Given instruction:
Report each line of the data that has "accounts" somewhere in it.

[A run of records]
++++++++++
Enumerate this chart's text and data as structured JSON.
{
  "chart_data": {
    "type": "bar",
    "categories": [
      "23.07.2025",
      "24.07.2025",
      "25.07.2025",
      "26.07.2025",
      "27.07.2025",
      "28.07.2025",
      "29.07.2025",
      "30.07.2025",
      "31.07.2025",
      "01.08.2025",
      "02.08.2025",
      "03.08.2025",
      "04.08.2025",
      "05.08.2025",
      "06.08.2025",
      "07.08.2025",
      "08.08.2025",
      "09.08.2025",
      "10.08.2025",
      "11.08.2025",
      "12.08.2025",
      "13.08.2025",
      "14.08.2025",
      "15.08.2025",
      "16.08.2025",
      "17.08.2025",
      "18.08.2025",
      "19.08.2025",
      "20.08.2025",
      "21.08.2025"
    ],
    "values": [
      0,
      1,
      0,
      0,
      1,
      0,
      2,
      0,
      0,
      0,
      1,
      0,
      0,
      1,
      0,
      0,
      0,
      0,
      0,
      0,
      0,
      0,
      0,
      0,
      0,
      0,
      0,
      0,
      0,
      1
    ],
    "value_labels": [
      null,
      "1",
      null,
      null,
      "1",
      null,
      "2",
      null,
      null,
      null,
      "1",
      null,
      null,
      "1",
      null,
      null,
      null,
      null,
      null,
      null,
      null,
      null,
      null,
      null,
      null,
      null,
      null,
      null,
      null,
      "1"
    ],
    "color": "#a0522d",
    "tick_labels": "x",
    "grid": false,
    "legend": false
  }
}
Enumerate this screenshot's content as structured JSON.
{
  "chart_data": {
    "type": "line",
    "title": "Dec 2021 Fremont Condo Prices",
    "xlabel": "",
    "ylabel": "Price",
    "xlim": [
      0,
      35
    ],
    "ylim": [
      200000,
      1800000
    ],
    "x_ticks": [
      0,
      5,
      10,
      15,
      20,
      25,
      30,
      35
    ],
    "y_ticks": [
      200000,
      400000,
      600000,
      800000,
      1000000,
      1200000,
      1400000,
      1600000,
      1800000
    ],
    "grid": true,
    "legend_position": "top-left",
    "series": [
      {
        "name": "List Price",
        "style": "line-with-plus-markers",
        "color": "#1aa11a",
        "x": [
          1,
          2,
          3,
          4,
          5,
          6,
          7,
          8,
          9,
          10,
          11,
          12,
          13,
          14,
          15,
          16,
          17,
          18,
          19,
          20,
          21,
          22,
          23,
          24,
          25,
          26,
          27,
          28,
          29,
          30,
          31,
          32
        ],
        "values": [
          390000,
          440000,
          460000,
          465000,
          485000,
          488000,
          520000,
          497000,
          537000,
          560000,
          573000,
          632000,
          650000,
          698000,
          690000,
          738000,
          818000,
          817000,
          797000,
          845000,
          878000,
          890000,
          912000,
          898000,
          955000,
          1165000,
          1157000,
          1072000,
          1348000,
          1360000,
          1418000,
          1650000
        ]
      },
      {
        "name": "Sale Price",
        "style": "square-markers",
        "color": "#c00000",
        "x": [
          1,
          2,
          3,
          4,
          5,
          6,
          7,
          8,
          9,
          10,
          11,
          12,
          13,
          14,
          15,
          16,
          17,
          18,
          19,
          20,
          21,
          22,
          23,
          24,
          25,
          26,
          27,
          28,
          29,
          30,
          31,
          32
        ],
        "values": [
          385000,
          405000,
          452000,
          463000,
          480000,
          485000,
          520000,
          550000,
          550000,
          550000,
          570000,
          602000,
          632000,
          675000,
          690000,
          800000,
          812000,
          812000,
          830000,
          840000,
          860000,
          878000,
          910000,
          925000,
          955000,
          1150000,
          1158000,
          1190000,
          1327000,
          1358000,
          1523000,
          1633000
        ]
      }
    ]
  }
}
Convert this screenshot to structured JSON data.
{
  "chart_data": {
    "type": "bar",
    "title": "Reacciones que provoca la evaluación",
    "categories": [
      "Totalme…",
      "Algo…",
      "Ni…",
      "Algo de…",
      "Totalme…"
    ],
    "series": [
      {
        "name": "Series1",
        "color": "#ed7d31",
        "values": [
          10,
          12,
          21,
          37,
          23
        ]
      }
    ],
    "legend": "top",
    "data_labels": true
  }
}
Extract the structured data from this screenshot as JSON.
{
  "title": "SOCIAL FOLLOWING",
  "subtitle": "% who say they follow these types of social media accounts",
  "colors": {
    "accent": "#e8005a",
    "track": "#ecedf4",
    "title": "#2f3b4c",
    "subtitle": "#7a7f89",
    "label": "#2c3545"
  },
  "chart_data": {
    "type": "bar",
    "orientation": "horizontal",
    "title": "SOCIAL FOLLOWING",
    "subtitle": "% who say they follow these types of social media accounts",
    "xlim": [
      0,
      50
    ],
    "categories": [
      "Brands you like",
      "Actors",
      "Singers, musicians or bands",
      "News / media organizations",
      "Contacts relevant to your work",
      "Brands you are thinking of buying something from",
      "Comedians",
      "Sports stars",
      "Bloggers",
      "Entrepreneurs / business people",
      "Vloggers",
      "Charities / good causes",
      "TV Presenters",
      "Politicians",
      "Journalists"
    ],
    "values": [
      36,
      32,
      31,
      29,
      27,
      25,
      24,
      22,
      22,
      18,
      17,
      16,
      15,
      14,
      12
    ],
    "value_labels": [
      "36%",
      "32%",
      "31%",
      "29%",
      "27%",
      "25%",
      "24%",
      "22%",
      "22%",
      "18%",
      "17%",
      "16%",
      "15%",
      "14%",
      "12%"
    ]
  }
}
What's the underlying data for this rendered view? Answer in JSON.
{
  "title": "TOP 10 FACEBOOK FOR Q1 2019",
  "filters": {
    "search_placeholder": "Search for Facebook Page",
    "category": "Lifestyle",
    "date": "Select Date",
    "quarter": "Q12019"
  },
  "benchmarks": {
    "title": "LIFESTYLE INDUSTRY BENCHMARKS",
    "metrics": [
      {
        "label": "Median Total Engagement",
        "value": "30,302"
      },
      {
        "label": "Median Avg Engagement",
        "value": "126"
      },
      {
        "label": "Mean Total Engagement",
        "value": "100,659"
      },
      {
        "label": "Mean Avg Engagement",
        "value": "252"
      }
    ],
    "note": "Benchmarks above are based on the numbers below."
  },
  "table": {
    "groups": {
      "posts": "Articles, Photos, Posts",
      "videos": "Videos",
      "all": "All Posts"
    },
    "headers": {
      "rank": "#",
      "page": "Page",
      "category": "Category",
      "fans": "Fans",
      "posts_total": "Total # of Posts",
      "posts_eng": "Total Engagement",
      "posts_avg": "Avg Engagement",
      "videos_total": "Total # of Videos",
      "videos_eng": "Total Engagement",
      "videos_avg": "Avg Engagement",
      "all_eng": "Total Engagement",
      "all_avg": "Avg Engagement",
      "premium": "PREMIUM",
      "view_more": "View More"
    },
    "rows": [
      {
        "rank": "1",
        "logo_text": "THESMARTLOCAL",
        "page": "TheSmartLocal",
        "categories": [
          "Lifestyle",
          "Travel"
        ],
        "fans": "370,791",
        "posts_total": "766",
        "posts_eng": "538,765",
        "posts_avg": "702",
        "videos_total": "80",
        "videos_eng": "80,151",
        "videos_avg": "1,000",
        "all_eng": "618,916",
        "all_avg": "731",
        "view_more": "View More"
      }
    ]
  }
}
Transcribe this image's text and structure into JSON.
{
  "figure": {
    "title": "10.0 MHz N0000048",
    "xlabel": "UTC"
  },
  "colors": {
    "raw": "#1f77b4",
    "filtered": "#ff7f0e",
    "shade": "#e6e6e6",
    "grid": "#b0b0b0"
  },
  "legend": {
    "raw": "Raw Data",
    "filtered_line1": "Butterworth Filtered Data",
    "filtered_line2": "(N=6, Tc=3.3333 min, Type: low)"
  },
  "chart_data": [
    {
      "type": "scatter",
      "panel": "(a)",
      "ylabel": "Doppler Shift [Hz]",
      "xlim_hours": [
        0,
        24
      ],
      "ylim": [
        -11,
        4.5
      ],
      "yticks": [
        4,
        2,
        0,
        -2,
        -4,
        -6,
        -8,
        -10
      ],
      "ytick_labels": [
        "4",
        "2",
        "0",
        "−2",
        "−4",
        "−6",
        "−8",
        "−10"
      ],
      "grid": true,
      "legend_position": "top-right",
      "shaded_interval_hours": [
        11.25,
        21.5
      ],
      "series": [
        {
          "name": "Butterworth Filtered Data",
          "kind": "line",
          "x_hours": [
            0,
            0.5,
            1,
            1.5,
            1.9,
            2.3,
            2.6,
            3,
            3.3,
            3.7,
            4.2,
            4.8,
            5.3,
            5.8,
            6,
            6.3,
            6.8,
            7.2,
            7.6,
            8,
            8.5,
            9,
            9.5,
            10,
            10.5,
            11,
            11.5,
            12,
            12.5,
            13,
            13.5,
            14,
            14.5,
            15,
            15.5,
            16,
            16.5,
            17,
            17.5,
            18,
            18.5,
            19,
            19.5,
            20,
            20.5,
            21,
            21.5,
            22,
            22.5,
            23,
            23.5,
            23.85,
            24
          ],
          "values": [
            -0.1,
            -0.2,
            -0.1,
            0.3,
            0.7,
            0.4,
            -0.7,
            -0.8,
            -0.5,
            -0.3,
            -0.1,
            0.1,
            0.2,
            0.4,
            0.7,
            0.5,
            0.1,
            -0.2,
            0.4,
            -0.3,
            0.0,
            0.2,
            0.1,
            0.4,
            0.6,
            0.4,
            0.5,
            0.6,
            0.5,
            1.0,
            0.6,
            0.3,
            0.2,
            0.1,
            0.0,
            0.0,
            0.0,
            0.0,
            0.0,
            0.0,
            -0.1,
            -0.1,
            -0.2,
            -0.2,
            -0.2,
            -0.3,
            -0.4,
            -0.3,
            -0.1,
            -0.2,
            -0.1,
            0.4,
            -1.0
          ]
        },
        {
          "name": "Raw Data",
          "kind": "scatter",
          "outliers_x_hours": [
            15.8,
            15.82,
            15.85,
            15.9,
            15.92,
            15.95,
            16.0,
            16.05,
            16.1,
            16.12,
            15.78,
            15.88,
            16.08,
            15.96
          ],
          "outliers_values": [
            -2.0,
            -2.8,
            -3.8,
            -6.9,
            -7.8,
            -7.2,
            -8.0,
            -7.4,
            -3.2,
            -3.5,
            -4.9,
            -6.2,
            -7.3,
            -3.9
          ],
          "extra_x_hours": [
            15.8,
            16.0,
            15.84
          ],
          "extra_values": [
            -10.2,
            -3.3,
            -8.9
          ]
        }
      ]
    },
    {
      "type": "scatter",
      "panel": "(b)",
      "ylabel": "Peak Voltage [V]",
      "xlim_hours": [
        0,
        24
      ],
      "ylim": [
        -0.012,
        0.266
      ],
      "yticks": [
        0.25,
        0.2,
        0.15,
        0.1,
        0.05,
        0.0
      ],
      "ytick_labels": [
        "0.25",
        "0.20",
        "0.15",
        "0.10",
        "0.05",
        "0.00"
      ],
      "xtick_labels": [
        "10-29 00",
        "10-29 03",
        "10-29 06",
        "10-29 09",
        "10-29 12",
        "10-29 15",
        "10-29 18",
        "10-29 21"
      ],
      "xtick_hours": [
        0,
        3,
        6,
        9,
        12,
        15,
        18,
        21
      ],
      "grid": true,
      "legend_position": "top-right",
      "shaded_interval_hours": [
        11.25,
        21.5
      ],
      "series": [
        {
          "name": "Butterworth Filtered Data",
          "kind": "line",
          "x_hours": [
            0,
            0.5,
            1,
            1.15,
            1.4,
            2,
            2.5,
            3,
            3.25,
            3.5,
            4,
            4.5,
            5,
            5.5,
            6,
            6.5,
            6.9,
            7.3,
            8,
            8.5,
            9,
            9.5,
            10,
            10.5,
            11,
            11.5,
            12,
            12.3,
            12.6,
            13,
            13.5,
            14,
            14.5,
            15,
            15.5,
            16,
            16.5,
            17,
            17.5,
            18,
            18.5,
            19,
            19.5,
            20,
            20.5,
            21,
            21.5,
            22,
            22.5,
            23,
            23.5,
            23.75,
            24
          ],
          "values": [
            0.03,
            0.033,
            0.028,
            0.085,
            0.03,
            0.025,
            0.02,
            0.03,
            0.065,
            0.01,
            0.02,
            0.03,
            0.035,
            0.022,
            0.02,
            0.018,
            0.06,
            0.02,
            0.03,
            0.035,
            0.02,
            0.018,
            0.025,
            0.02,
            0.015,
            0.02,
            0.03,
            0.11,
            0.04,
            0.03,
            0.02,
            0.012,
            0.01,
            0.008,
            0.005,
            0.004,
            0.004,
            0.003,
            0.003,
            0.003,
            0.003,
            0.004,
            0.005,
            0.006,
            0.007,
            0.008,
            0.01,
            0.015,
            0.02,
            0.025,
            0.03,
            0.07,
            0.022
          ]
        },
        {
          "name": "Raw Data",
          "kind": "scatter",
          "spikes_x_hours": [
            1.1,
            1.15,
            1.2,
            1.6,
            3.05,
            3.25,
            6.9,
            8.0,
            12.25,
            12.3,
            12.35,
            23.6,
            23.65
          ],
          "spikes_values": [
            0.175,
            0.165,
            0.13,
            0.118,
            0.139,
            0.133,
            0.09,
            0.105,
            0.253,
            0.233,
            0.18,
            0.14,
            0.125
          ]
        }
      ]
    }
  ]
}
++++++++++
Output of the task:
  "subtitle": "% who say they follow these types of social media accounts",
    "subtitle": "% who say they follow these types of social media accounts",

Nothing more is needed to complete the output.